__EXERCISE__
Can you output the records below exactly as they are written?
== == ==
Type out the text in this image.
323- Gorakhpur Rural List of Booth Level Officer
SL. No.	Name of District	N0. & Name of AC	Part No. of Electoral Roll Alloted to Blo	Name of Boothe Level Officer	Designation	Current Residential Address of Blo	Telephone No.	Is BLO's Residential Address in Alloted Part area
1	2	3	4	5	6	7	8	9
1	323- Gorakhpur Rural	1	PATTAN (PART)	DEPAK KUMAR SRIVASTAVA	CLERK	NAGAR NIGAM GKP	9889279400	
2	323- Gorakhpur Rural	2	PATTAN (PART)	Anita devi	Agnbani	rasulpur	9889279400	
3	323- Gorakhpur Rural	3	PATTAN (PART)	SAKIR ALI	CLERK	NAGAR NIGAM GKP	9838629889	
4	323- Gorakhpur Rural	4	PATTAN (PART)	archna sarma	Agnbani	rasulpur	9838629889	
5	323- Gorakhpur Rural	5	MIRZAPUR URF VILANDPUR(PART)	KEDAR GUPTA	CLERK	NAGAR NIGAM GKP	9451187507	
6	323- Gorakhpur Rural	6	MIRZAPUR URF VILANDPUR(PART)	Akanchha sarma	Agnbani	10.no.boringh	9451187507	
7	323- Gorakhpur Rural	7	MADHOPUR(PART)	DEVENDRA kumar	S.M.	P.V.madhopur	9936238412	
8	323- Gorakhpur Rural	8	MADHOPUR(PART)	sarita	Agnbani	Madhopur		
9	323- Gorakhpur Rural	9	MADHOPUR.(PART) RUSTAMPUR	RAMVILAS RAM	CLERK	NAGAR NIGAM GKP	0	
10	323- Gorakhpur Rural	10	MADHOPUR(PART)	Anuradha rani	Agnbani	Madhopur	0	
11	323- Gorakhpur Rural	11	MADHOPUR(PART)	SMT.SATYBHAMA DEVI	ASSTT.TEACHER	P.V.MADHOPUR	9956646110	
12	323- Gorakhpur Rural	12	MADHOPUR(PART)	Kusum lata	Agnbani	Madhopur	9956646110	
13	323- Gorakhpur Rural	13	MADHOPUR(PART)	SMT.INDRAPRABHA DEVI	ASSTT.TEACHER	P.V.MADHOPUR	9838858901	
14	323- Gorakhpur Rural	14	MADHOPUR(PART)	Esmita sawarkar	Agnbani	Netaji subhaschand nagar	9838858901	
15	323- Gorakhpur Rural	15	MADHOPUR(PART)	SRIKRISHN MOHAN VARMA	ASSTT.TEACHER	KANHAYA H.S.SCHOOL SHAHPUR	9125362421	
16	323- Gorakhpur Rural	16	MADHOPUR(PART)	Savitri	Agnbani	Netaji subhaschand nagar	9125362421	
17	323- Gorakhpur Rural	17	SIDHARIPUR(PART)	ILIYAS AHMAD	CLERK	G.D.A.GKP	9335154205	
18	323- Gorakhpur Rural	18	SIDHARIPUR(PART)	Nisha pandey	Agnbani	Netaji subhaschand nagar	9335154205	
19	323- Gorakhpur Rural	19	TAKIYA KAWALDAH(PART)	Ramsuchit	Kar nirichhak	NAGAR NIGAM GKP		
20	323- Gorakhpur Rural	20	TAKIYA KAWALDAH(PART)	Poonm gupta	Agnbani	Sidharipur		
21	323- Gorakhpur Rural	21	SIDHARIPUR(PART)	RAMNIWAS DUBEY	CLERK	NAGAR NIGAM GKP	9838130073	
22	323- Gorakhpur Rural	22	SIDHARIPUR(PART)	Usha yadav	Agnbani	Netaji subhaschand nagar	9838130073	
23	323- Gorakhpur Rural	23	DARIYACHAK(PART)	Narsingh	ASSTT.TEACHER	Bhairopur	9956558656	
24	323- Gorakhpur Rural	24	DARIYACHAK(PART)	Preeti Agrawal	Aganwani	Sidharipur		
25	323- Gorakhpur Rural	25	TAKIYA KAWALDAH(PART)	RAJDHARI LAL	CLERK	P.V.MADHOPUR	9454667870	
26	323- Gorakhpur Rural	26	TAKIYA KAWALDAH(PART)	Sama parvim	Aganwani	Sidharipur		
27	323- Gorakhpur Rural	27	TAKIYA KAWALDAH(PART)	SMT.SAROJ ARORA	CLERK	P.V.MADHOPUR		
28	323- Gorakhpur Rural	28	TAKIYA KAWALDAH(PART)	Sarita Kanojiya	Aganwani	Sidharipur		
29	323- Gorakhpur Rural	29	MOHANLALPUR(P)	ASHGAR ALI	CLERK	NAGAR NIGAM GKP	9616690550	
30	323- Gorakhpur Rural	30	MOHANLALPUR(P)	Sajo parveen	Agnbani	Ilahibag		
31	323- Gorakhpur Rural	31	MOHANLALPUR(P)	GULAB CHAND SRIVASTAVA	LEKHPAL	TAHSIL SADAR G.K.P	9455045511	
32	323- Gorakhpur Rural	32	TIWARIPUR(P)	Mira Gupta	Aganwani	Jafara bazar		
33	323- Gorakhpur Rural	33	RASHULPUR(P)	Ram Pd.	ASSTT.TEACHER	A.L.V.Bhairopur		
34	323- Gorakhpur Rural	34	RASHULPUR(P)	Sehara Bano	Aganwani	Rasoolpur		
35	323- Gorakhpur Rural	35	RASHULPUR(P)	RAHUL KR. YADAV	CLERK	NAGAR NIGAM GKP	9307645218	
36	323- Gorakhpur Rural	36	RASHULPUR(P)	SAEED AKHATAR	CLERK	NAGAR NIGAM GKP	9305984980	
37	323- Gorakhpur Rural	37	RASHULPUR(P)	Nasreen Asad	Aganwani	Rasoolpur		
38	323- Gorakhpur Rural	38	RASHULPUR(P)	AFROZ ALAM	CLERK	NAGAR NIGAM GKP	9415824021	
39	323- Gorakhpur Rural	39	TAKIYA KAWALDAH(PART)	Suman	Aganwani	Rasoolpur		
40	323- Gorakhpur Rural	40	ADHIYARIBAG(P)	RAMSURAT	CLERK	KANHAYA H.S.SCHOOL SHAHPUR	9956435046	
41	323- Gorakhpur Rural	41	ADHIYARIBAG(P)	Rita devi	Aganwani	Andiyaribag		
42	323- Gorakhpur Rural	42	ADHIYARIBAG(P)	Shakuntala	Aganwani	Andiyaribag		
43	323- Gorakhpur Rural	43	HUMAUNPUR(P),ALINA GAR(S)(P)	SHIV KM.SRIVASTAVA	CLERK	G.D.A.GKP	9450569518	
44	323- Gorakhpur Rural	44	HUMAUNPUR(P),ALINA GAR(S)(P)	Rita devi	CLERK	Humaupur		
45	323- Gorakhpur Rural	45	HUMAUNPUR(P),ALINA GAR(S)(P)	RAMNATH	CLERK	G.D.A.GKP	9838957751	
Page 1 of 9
== == ==
__RESULT FOR THIS EXERCISE__
Type out the text in this image.
323- Gorakhpur Rural List of Booth Level Officer
SL. No.	Name of District	N0. & Name of AC	Part No. of Electoral Roll Alloted to Blo	Name of Boothe Level Officer	Designation	Current Residential Address of Blo	Telephone No.	Is BLO's Residential Address in Alloted Part area
1	2	3	4	5	6	7	8	9
1	323- Gorakhpur Rural	1	PATTAN (PART)	DEPAK KUMAR SRIVASTAVA	CLERK	NAGAR NIGAM GKP	9889279400	
2	323- Gorakhpur Rural	2	PATTAN (PART)	Anita devi	Agnbani	rasulpur	9889279400	
3	323- Gorakhpur Rural	3	PATTAN (PART)	SAKIR ALI	CLERK	NAGAR NIGAM GKP	9838629889	
4	323- Gorakhpur Rural	4	PATTAN (PART)	archna sarma	Agnbani	rasulpur	9838629889	
5	323- Gorakhpur Rural	5	MIRZAPUR URF VILANDPUR(PART)	KEDAR GUPTA	CLERK	NAGAR NIGAM GKP	9451187507	
6	323- Gorakhpur Rural	6	MIRZAPUR URF VILANDPUR(PART)	Akanchha sarma	Agnbani	10.no.boringh	9451187507	
7	323- Gorakhpur Rural	7	MADHOPUR(PART)	DEVENDRA kumar	S.M.	P.V.madhopur	9936238412	
8	323- Gorakhpur Rural	8	MADHOPUR(PART)	sarita	Agnbani	Madhopur		
9	323- Gorakhpur Rural	9	MADHOPUR.(PART) RUSTAMPUR	RAMVILAS RAM	CLERK	NAGAR NIGAM GKP	0	
10	323- Gorakhpur Rural	10	MADHOPUR(PART)	Anuradha rani	Agnbani	Madhopur	0	
11	323- Gorakhpur Rural	11	MADHOPUR(PART)	SMT.SATYBHAMA DEVI	ASSTT.TEACHER	P.V.MADHOPUR	9956646110	
12	323- Gorakhpur Rural	12	MADHOPUR(PART)	Kusum lata	Agnbani	Madhopur	9956646110	
13	323- Gorakhpur Rural	13	MADHOPUR(PART)	SMT.INDRAPRABHA DEVI	ASSTT.TEACHER	P.V.MADHOPUR	9838858901	
14	323- Gorakhpur Rural	14	MADHOPUR(PART)	Esmita sawarkar	Agnbani	Netaji subhaschand nagar	9838858901	
15	323- Gorakhpur Rural	15	MADHOPUR(PART)	SRIKRISHN MOHAN VARMA	ASSTT.TEACHER	KANHAYA H.S.SCHOOL SHAHPUR	9125362421	
16	323- Gorakhpur Rural	16	MADHOPUR(PART)	Savitri	Agnbani	Netaji subhaschand nagar	9125362421	
17	323- Gorakhpur Rural	17	SIDHARIPUR(PART)	ILIYAS AHMAD	CLERK	G.D.A.GKP	9335154205	
18	323- Gorakhpur Rural	18	SIDHARIPUR(PART)	Nisha pandey	Agnbani	Netaji subhaschand nagar	9335154205	
19	323- Gorakhpur Rural	19	TAKIYA KAWALDAH(PART)	Ramsuchit	Kar nirichhak	NAGAR NIGAM GKP		
20	323- Gorakhpur Rural	20	TAKIYA KAWALDAH(PART)	Poonm gupta	Agnbani	Sidharipur		
21	323- Gorakhpur Rural	21	SIDHARIPUR(PART)	RAMNIWAS DUBEY	CLERK	NAGAR NIGAM GKP	9838130073	
22	323- Gorakhpur Rural	22	SIDHARIPUR(PART)	Usha yadav	Agnbani	Netaji subhaschand nagar	9838130073	
23	323- Gorakhpur Rural	23	DARIYACHAK(PART)	Narsingh	ASSTT.TEACHER	Bhairopur	9956558656	
24	323- Gorakhpur Rural	24	DARIYACHAK(PART)	Preeti Agrawal	Aganwani	Sidharipur		
25	323- Gorakhpur Rural	25	TAKIYA KAWALDAH(PART)	RAJDHARI LAL	CLERK	P.V.MADHOPUR	9454667870	
26	323- Gorakhpur Rural	26	TAKIYA KAWALDAH(PART)	Sama parvim	Aganwani	Sidharipur		
27	323- Gorakhpur Rural	27	TAKIYA KAWALDAH(PART)	SMT.SAROJ ARORA	CLERK	P.V.MADHOPUR		
28	323- Gorakhpur Rural	28	TAKIYA KAWALDAH(PART)	Sarita Kanojiya	Aganwani	Sidharipur		
29	323- Gorakhpur Rural	29	MOHANLALPUR(P)	ASHGAR ALI	CLERK	NAGAR NIGAM GKP	9616690550	
30	323- Gorakhpur Rural	30	MOHANLALPUR(P)	Sajo parveen	Agnbani	Ilahibag		
31	323- Gorakhpur Rural	31	MOHANLALPUR(P)	GULAB CHAND SRIVASTAVA	LEKHPAL	TAHSIL SADAR G.K.P	9455045511	
32	323- Gorakhpur Rural	32	TIWARIPUR(P)	Mira Gupta	Aganwani	Jafara bazar		
33	323- Gorakhpur Rural	33	RASHULPUR(P)	Ram Pd.	ASSTT.TEACHER	A.L.V.Bhairopur		
34	323- Gorakhpur Rural	34	RASHULPUR(P)	Sehara Bano	Aganwani	Rasoolpur		
35	323- Gorakhpur Rural	35	RASHULPUR(P)	RAHUL KR. YADAV	CLERK	NAGAR NIGAM GKP	9307645218	
36	323- Gorakhpur Rural	36	RASHULPUR(P)	SAEED AKHATAR	CLERK	NAGAR NIGAM GKP	9305984980	
37	323- Gorakhpur Rural	37	RASHULPUR(P)	Nasreen Asad	Aganwani	Rasoolpur		
38	323- Gorakhpur Rural	38	RASHULPUR(P)	AFROZ ALAM	CLERK	NAGAR NIGAM GKP	9415824021	
39	323- Gorakhpur Rural	39	TAKIYA KAWALDAH(PART)	Suman	Aganwani	Rasoolpur		
40	323- Gorakhpur Rural	40	ADHIYARIBAG(P)	RAMSURAT	CLERK	KANHAYA H.S.SCHOOL SHAHPUR	9956435046	
41	323- Gorakhpur Rural	41	ADHIYARIBAG(P)	Rita devi	Aganwani	Andiyaribag		
42	323- Gorakhpur Rural	42	ADHIYARIBAG(P)	Shakuntala	Aganwani	Andiyaribag		
43	323- Gorakhpur Rural	43	HUMAUNPUR(P),ALINA GAR(S)(P)	SHIV KM.SRIVASTAVA	CLERK	G.D.A.GKP	9450569518	
44	323- Gorakhpur Rural	44	HUMAUNPUR(P),ALINA GAR(S)(P)	Rita devi	CLERK	Humaupur		
45	323- Gorakhpur Rural	45	HUMAUNPUR(P),ALINA GAR(S)(P)	RAMNATH	CLERK	G.D.A.GKP	9838957751	
Page 1 of 9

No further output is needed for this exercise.